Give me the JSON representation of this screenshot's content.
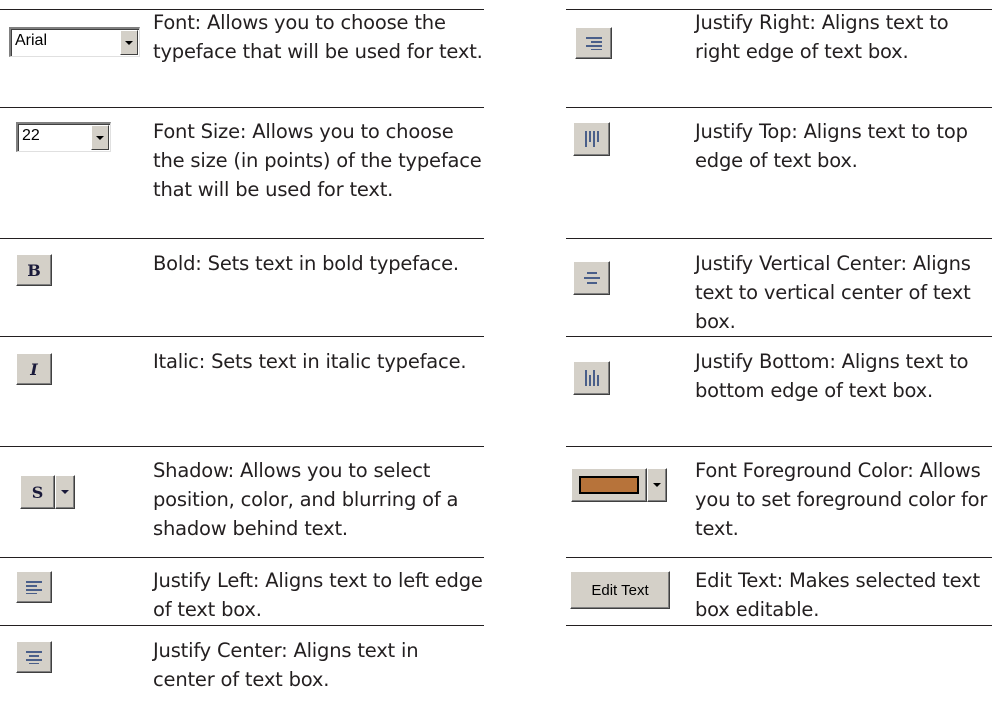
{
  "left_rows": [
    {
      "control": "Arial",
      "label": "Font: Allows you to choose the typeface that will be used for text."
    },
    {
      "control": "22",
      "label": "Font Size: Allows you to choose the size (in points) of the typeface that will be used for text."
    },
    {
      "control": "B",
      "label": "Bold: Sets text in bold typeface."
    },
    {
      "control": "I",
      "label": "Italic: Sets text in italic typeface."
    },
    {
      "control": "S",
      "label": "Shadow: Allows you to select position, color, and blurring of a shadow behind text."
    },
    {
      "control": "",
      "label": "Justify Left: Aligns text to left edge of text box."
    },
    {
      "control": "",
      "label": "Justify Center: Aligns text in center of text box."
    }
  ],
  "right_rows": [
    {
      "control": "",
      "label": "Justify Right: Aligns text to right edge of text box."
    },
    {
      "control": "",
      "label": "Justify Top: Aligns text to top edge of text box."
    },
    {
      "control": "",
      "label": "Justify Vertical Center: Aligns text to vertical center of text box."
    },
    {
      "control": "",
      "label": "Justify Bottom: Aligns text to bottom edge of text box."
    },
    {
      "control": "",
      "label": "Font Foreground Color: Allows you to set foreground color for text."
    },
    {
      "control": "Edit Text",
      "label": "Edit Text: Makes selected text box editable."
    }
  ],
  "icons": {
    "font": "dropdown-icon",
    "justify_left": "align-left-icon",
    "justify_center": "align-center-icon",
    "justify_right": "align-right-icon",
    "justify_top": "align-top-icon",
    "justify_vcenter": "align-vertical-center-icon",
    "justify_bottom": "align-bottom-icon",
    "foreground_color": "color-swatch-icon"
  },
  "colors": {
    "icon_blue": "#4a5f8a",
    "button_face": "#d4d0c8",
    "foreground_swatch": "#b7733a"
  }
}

------------------------------------------------------------

Extract from the data every line where "Aligns" shows up.

      "label": "Justify Left: Aligns text to left edge of text box."
      "label": "Justify Center: Aligns text in center of text box."
      "label": "Justify Right: Aligns text to right edge of text box."
      "label": "Justify Top: Aligns text to top edge of text box."
      "label": "Justify Vertical Center: Aligns text to vertical center of text box."
      "label": "Justify Bottom: Aligns text to bottom edge of text box."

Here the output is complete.